# Action item
In the listing below, pick out lines with "unique".

# Listed records
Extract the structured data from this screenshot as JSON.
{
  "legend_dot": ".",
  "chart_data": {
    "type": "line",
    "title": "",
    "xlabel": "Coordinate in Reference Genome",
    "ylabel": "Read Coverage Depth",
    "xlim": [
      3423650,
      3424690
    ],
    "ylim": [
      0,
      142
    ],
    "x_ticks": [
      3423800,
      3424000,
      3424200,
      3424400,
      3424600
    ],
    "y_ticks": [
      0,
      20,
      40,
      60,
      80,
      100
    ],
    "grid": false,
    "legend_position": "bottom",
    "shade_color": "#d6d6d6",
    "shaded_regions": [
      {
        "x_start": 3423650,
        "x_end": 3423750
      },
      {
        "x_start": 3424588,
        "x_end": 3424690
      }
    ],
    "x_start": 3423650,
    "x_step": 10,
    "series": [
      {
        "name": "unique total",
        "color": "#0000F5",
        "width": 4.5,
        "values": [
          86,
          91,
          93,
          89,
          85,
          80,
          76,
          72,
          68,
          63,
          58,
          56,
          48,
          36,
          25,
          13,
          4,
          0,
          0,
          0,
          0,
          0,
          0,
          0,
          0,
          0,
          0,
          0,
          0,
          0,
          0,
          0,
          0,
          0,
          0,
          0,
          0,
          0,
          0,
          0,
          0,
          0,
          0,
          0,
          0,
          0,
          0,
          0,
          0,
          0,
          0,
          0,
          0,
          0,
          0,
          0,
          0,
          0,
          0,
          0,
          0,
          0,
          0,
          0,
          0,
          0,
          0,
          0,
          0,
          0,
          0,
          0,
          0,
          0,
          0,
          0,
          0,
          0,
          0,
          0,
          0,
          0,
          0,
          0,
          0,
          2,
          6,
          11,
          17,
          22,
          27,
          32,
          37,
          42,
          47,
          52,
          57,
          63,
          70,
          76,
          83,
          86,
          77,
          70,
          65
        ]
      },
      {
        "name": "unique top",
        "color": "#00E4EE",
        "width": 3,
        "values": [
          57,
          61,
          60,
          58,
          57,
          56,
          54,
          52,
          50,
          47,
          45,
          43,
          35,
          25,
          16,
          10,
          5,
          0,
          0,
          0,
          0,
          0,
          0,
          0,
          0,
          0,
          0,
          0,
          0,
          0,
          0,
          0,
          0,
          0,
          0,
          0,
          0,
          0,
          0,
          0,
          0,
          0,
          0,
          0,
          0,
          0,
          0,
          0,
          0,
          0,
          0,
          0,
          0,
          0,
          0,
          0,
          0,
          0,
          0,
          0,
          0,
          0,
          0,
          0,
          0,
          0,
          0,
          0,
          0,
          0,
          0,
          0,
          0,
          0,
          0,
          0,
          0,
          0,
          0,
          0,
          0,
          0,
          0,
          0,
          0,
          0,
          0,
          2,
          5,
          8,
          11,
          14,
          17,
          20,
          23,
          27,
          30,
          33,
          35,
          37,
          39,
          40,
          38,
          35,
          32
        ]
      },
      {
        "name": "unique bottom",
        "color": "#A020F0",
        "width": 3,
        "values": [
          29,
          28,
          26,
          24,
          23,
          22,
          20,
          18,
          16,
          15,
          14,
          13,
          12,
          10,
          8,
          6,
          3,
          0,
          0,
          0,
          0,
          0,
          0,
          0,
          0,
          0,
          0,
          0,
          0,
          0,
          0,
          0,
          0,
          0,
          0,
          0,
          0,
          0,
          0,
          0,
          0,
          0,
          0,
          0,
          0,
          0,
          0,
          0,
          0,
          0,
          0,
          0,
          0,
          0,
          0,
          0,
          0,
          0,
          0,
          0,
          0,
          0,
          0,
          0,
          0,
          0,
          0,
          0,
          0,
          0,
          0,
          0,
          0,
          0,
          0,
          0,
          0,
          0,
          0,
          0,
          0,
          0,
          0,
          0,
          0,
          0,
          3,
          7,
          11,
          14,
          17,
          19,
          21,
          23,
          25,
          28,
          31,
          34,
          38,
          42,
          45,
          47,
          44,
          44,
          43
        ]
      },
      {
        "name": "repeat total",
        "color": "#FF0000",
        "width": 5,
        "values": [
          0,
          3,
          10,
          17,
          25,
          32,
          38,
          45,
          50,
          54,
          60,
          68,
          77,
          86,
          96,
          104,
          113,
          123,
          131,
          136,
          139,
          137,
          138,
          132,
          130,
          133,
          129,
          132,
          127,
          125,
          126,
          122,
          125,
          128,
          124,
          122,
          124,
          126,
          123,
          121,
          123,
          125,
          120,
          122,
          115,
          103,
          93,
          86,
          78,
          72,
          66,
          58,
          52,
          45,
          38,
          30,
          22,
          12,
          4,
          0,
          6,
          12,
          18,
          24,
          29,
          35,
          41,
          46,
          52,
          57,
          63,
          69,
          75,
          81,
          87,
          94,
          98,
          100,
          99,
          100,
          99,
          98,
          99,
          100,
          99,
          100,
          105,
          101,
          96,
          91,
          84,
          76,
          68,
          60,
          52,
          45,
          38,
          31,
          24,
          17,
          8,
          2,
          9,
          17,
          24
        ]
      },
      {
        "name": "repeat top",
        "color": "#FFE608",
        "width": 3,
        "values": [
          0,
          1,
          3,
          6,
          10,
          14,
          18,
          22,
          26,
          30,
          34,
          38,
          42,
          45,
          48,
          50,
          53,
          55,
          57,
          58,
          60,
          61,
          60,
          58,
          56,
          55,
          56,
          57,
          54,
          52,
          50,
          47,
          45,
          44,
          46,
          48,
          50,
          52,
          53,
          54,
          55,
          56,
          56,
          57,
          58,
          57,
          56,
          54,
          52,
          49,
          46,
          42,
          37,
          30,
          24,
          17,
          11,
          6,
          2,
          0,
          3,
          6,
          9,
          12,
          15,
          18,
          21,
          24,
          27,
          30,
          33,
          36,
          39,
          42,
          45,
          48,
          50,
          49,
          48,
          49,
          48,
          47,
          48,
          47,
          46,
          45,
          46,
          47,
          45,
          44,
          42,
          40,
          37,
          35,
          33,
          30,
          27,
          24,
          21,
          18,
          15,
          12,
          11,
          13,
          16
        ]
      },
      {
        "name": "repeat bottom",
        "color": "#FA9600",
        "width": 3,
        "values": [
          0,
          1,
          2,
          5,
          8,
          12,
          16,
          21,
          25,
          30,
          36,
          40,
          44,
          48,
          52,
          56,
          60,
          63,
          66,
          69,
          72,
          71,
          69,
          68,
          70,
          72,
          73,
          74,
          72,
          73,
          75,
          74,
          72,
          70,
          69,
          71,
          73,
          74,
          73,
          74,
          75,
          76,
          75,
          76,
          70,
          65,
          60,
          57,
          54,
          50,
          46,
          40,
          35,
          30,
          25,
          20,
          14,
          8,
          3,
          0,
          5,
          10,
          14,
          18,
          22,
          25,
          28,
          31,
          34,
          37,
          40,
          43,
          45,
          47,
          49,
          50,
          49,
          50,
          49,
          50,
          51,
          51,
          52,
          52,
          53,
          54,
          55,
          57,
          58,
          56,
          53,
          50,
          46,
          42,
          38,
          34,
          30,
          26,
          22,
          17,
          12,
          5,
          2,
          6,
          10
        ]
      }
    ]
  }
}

# Result of the task
        "name": "unique total",
        "name": "unique top",
        "name": "unique bottom",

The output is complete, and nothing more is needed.